## EXERCISES TO COMPLETE
1. Check each statement against the pH7 article and answer yes or no, quoting the words of the article that decide it: (a) pH7 was Hammill's final release on Charisma; (b) the cover photographs were taken in London; (c) the lyrics of "Imperial Walls" translate the entire poem "The Ruin".
2. Pick up the pH7 article after its last sentence and keep writing it.

## QUOTED TEXT
Studio album by Peter Hammill
- Released: September 1979
- Recorded: Spring 1979
- Studio: Sofa Sound, Wiltshire
- Genre: Art rock, progressive rock
- Length: 43:40
- Label: Charisma
- Producer: Peter Hammill

Peter Hammill chronology
| The Future Now (1978) | pH7 (1979) | A Black Box (1980) |

= PH7 (Peter Hammill album) =

pH7 is an album by the English musician Peter Hammill. It was released on Charisma Records in September 1979. It was Hammill's eighth solo album and his last release on the Charisma label.

The song "Porton Down" refers to the Porton Down military research facility in Wiltshire, England, while the lyrics of "Imperial Walls" are a translation of the first few lines of the Anglo-Saxon poem "The Ruin".

The song "Not For Keith" is a tribute to Keith Ellis, a former member of the band Van der Graaf Generator, who had then died just recently.

"Cover note: The photographs were all taken late at night in NYC. As we left Dan's [the photographer's] place in search of a cab Graham [Smith] and I ran into some trouble from which, frankly, we were lucky to escape...".

## DATA EXCERPTS

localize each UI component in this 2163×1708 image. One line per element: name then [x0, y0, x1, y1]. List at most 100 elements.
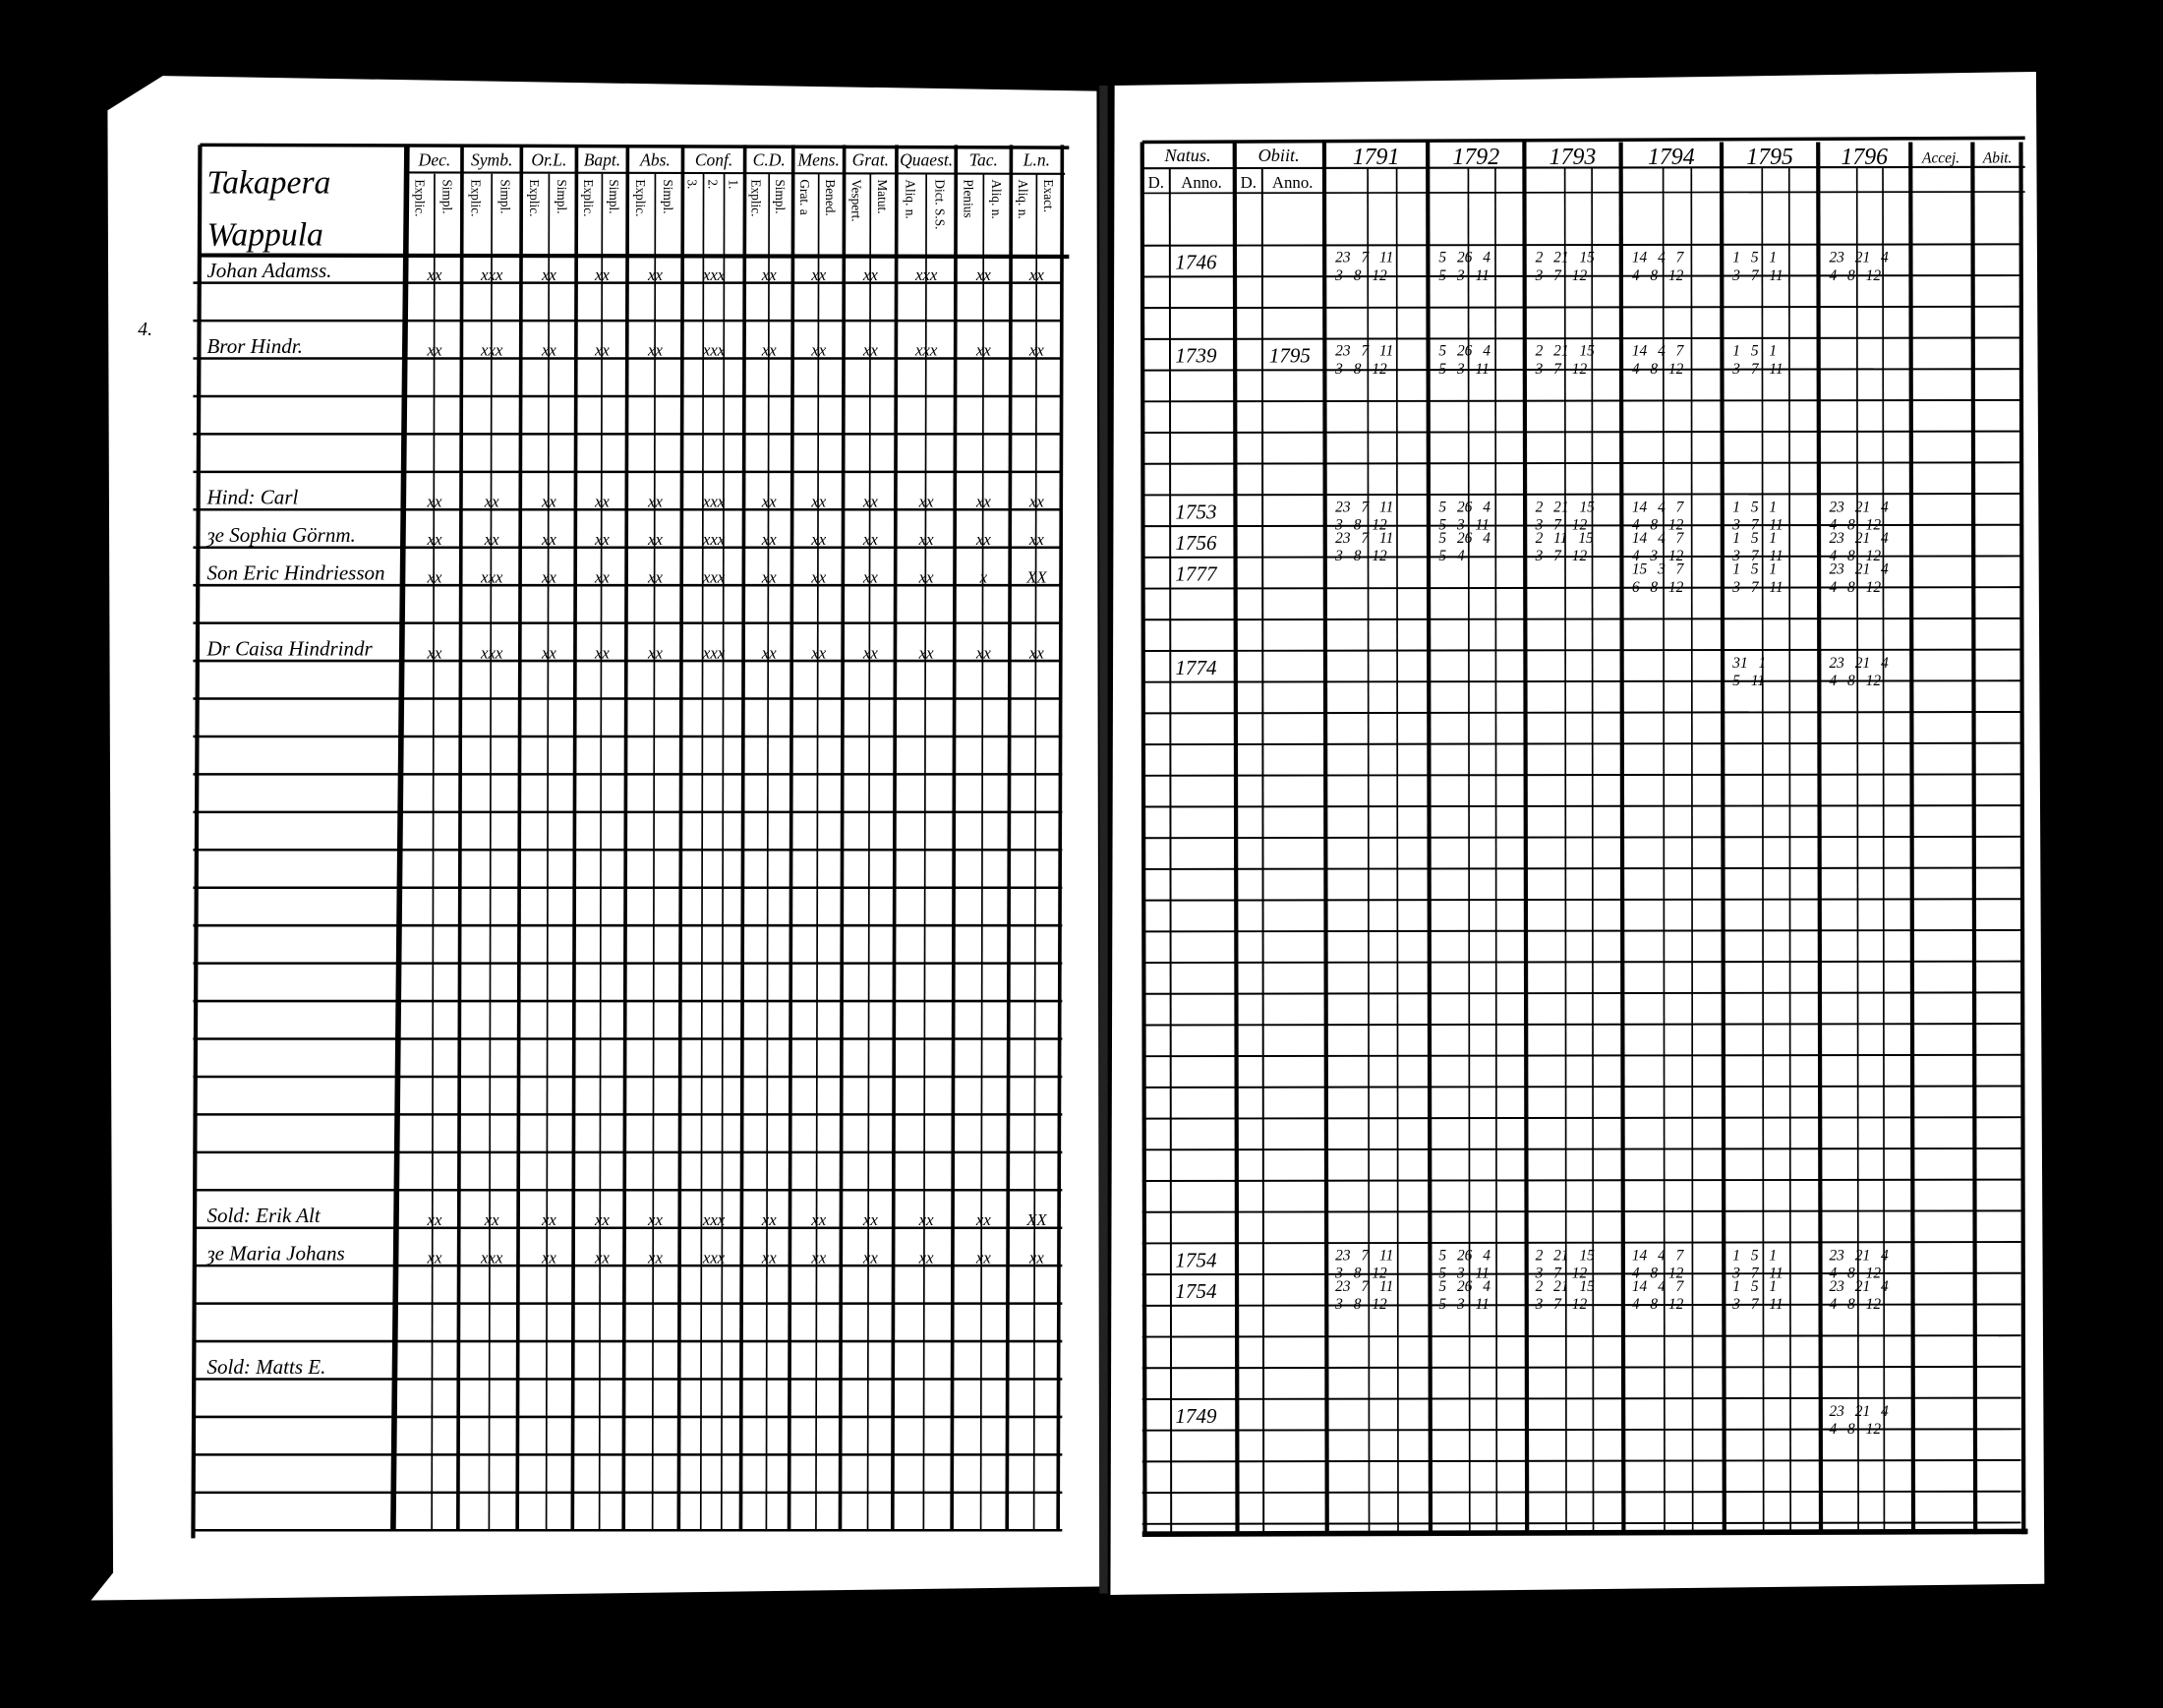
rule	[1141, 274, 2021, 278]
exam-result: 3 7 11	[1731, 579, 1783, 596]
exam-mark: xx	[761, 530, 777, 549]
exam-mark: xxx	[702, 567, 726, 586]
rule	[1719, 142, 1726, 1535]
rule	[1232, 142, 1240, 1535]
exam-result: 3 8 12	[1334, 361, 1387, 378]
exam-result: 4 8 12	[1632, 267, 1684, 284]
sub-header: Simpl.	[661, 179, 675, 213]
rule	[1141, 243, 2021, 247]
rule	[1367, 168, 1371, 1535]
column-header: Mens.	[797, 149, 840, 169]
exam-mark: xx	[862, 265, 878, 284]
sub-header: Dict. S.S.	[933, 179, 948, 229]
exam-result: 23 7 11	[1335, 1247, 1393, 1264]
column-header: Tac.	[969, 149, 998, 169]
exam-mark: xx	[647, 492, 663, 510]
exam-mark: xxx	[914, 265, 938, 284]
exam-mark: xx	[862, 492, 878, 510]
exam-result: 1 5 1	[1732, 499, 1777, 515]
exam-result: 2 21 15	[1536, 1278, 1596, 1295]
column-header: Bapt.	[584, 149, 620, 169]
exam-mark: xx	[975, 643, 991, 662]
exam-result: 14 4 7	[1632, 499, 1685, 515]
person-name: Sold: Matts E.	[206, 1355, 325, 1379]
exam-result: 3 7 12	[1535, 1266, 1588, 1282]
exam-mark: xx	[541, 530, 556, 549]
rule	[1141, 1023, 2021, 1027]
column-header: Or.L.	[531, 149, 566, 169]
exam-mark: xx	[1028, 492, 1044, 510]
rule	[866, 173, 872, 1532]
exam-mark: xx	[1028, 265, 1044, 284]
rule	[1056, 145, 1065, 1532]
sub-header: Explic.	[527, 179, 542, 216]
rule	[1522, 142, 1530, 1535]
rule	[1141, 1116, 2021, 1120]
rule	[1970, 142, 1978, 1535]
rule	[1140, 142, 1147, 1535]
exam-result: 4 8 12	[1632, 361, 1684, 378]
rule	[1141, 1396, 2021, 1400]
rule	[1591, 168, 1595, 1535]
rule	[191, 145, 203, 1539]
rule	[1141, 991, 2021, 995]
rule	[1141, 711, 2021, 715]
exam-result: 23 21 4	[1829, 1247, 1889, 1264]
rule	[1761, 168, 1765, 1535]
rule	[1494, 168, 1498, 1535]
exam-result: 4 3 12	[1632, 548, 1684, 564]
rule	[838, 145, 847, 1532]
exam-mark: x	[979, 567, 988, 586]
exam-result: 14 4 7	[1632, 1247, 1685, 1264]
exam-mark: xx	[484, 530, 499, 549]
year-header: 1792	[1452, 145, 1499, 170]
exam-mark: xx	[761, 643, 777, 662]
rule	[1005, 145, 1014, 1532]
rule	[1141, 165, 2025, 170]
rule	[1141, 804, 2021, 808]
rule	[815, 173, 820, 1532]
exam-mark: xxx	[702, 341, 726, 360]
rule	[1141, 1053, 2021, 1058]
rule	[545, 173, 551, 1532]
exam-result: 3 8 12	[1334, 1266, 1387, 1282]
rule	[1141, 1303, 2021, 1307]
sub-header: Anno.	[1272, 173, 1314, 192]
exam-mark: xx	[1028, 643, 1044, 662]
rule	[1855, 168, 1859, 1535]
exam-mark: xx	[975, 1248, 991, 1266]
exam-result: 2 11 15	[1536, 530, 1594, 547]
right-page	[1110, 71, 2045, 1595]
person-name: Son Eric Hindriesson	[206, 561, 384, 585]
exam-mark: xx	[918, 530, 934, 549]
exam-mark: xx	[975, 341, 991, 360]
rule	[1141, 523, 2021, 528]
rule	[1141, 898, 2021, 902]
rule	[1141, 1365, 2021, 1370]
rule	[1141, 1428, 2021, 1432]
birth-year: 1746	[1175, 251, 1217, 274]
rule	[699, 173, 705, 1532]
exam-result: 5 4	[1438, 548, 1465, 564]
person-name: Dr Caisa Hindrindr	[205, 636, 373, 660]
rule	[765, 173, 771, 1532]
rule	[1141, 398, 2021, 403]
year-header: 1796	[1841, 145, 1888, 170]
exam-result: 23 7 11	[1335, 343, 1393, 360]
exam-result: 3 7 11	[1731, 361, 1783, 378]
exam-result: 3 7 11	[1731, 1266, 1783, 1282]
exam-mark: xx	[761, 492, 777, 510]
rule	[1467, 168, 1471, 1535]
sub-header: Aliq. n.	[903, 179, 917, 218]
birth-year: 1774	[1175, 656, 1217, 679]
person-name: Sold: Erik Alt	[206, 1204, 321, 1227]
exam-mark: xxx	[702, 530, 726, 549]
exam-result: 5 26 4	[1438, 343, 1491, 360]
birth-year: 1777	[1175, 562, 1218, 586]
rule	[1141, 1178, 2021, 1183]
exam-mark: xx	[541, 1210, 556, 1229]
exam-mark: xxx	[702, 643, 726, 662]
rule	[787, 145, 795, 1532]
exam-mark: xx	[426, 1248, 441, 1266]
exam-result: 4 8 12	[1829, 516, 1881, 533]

...

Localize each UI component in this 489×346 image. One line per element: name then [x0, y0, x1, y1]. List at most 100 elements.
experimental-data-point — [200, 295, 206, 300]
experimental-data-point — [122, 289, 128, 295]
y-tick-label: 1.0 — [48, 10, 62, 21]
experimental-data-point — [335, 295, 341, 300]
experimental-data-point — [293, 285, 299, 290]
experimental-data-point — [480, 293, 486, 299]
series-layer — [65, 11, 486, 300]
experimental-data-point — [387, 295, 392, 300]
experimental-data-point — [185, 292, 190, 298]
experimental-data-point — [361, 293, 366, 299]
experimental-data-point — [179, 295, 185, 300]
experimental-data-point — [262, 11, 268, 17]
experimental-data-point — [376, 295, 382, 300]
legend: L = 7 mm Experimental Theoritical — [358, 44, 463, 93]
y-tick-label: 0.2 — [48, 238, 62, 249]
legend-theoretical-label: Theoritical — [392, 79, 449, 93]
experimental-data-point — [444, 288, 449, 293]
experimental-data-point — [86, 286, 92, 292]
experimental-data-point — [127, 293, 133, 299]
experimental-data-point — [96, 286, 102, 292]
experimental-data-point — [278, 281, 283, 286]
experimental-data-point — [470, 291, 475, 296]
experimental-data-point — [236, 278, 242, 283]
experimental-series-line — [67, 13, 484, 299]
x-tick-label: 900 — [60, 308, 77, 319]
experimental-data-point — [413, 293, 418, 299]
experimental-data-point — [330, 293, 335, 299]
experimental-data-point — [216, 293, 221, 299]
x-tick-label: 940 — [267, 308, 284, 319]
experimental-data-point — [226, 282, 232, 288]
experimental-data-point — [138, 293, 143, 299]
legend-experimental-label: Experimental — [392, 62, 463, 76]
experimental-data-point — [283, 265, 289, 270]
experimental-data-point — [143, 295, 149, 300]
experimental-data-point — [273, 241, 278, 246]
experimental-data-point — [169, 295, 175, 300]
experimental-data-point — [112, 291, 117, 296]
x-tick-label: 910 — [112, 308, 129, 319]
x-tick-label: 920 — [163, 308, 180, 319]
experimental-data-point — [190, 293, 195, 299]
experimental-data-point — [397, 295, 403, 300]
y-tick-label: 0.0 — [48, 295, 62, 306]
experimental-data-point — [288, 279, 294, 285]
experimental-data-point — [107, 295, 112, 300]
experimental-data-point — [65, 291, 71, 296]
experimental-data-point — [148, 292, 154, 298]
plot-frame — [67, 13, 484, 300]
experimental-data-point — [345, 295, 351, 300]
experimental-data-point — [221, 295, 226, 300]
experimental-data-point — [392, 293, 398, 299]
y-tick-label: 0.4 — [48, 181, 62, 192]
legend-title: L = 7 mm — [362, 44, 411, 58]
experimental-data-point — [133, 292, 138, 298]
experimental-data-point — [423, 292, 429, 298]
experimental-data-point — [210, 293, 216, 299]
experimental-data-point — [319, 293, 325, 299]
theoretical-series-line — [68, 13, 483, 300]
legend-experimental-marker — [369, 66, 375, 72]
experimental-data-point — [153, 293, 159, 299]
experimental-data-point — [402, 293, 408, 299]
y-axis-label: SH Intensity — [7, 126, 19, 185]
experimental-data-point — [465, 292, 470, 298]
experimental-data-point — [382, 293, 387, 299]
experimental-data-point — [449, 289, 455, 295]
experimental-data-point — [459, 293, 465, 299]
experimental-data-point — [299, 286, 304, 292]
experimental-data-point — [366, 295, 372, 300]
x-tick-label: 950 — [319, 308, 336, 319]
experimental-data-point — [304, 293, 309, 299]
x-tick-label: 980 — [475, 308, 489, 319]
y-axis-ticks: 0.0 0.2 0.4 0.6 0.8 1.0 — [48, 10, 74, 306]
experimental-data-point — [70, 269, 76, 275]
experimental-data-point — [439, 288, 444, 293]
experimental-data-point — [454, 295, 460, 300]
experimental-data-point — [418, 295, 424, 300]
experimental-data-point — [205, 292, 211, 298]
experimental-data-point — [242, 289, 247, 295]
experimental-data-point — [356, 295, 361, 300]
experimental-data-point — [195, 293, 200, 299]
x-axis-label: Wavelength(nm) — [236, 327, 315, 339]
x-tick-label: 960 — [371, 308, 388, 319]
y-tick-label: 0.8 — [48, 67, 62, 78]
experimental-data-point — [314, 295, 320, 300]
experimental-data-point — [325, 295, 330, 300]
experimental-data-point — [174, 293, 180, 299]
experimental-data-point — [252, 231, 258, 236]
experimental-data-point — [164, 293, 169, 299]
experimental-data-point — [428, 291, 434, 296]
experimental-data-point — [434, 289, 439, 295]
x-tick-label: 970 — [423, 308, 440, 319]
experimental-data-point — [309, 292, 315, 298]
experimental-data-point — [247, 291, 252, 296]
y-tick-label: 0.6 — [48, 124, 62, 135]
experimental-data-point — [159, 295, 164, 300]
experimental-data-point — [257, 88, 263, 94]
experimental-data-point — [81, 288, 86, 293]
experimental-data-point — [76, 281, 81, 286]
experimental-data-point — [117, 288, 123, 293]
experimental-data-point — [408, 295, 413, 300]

## RESULTS FOR THE EXERCISE
1.
(a) Yes: "his last release on the Charisma label"
(b) No: "The photographs were all taken late at night in NYC"
(c) No: "a translation of the first few lines of the Anglo-Saxon poem "The Ruin""

2.
"My Favourite" was re-worked for Hammill's 1984 album The Love Songs.

"Faculty X" is a reference to extrasensory perception in the books of Colin Wilson.

In 2006, the album was remastered and expanded, adding alternative versions of "Mr X (Gets Tense)" and "Faculty X" recorded for John Peel's BBC Radio 1 programme, as well as a new sleeve note by Hammill.

==Critical reception==

The Quad-City Times wrote that Hammill's "quirky rhythms, spare arrangements and eerie synthesizer lines are chilling rather than pretentious."

Professional ratings
Review scores
| Source | Rating |
| AllMusic | Star |
| Sounds | Star |

== Track listing ==
All tracks composed by Peter Hammill; except where noted.

US/Canada vinyl pressings have an additional track at the end of side one, "The Polaroid".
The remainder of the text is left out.